⟨

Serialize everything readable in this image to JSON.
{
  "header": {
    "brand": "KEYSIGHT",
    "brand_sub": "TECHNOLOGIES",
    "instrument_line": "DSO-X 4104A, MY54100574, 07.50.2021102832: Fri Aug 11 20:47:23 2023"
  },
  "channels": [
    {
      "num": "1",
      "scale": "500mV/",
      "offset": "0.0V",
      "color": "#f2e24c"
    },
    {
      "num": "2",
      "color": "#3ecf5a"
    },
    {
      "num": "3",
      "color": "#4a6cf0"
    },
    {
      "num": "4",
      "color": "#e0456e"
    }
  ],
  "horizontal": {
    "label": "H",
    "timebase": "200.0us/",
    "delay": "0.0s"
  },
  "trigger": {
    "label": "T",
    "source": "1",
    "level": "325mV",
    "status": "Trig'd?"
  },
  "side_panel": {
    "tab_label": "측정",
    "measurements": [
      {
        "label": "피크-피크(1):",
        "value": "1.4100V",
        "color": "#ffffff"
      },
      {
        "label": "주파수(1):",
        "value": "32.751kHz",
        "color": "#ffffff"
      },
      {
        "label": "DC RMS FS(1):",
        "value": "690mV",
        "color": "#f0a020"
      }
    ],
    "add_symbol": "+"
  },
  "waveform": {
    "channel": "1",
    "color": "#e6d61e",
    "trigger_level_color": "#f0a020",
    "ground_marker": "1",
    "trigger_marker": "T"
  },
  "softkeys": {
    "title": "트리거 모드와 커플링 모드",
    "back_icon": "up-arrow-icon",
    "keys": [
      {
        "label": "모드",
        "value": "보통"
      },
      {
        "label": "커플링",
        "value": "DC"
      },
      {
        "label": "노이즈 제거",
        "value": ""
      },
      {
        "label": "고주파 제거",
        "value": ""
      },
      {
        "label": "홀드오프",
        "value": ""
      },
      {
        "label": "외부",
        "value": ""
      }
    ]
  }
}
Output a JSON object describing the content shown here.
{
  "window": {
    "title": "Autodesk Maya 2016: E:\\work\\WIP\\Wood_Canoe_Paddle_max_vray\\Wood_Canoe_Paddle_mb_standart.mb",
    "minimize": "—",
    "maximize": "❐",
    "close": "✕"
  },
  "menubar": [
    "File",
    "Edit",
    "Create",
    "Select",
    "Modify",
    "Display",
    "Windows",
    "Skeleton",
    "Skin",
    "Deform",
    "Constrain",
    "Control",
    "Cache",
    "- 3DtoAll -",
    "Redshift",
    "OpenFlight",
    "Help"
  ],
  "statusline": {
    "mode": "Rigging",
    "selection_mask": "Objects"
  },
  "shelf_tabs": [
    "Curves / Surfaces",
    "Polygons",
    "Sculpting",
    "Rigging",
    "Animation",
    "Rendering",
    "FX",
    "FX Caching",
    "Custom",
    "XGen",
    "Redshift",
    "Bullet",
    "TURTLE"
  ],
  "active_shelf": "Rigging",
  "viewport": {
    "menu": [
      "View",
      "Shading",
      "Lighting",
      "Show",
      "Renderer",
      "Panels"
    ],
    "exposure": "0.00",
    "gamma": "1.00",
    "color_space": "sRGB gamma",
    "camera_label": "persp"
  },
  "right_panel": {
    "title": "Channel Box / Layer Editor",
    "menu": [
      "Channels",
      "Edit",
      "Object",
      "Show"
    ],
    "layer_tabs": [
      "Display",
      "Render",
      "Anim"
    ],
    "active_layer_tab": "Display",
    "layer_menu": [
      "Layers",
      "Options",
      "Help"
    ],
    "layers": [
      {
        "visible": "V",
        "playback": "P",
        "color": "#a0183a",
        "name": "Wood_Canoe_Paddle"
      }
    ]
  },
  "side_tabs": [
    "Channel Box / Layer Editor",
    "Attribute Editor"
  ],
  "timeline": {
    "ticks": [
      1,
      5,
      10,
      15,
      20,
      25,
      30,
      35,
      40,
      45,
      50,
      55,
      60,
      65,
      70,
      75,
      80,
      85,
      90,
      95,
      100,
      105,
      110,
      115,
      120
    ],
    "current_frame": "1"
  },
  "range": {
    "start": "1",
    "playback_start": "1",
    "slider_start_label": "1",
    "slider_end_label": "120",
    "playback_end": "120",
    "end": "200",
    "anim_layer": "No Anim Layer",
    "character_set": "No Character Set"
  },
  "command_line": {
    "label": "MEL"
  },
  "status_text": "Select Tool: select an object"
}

⟩

▶ _Written task_:
Retype the material above, line by line, exactly.

▶ _Written solution_:
Serialize everything readable in this image to JSON.
{
  "header": {
    "brand": "KEYSIGHT",
    "brand_sub": "TECHNOLOGIES",
    "instrument_line": "DSO-X 4104A, MY54100574, 07.50.2021102832: Fri Aug 11 20:47:23 2023"
  },
  "channels": [
    {
      "num": "1",
      "scale": "500mV/",
      "offset": "0.0V",
      "color": "#f2e24c"
    },
    {
      "num": "2",
      "color": "#3ecf5a"
    },
    {
      "num": "3",
      "color": "#4a6cf0"
    },
    {
      "num": "4",
      "color": "#e0456e"
    }
  ],
  "horizontal": {
    "label": "H",
    "timebase": "200.0us/",
    "delay": "0.0s"
  },
  "trigger": {
    "label": "T",
    "source": "1",
    "level": "325mV",
    "status": "Trig'd?"
  },
  "side_panel": {
    "tab_label": "측정",
    "measurements": [
      {
        "label": "피크-피크(1):",
        "value": "1.4100V",
        "color": "#ffffff"
      },
      {
        "label": "주파수(1):",
        "value": "32.751kHz",
        "color": "#ffffff"
      },
      {
        "label": "DC RMS FS(1):",
        "value": "690mV",
        "color": "#f0a020"
      }
    ],
    "add_symbol": "+"
  },
  "waveform": {
    "channel": "1",
    "color": "#e6d61e",
    "trigger_level_color": "#f0a020",
    "ground_marker": "1",
    "trigger_marker": "T"
  },
  "softkeys": {
    "title": "트리거 모드와 커플링 모드",
    "back_icon": "up-arrow-icon",
    "keys": [
      {
        "label": "모드",
        "value": "보통"
      },
      {
        "label": "커플링",
        "value": "DC"
      },
      {
        "label": "노이즈 제거",
        "value": ""
      },
      {
        "label": "고주파 제거",
        "value": ""
      },
      {
        "label": "홀드오프",
        "value": ""
      },
      {
        "label": "외부",
        "value": ""
      }
    ]
  }
}
Output a JSON object describing the content shown here.
{
  "window": {
    "title": "Autodesk Maya 2016: E:\\work\\WIP\\Wood_Canoe_Paddle_max_vray\\Wood_Canoe_Paddle_mb_standart.mb",
    "minimize": "—",
    "maximize": "❐",
    "close": "✕"
  },
  "menubar": [
    "File",
    "Edit",
    "Create",
    "Select",
    "Modify",
    "Display",
    "Windows",
    "Skeleton",
    "Skin",
    "Deform",
    "Constrain",
    "Control",
    "Cache",
    "- 3DtoAll -",
    "Redshift",
    "OpenFlight",
    "Help"
  ],
  "statusline": {
    "mode": "Rigging",
    "selection_mask": "Objects"
  },
  "shelf_tabs": [
    "Curves / Surfaces",
    "Polygons",
    "Sculpting",
    "Rigging",
    "Animation",
    "Rendering",
    "FX",
    "FX Caching",
    "Custom",
    "XGen",
    "Redshift",
    "Bullet",
    "TURTLE"
  ],
  "active_shelf": "Rigging",
  "viewport": {
    "menu": [
      "View",
      "Shading",
      "Lighting",
      "Show",
      "Renderer",
      "Panels"
    ],
    "exposure": "0.00",
    "gamma": "1.00",
    "color_space": "sRGB gamma",
    "camera_label": "persp"
  },
  "right_panel": {
    "title": "Channel Box / Layer Editor",
    "menu": [
      "Channels",
      "Edit",
      "Object",
      "Show"
    ],
    "layer_tabs": [
      "Display",
      "Render",
      "Anim"
    ],
    "active_layer_tab": "Display",
    "layer_menu": [
      "Layers",
      "Options",
      "Help"
    ],
    "layers": [
      {
        "visible": "V",
        "playback": "P",
        "color": "#a0183a",
        "name": "Wood_Canoe_Paddle"
      }
    ]
  },
  "side_tabs": [
    "Channel Box / Layer Editor",
    "Attribute Editor"
  ],
  "timeline": {
    "ticks": [
      1,
      5,
      10,
      15,
      20,
      25,
      30,
      35,
      40,
      45,
      50,
      55,
      60,
      65,
      70,
      75,
      80,
      85,
      90,
      95,
      100,
      105,
      110,
      115,
      120
    ],
    "current_frame": "1"
  },
  "range": {
    "start": "1",
    "playback_start": "1",
    "slider_start_label": "1",
    "slider_end_label": "120",
    "playback_end": "120",
    "end": "200",
    "anim_layer": "No Anim Layer",
    "character_set": "No Character Set"
  },
  "command_line": {
    "label": "MEL"
  },
  "status_text": "Select Tool: select an object"
}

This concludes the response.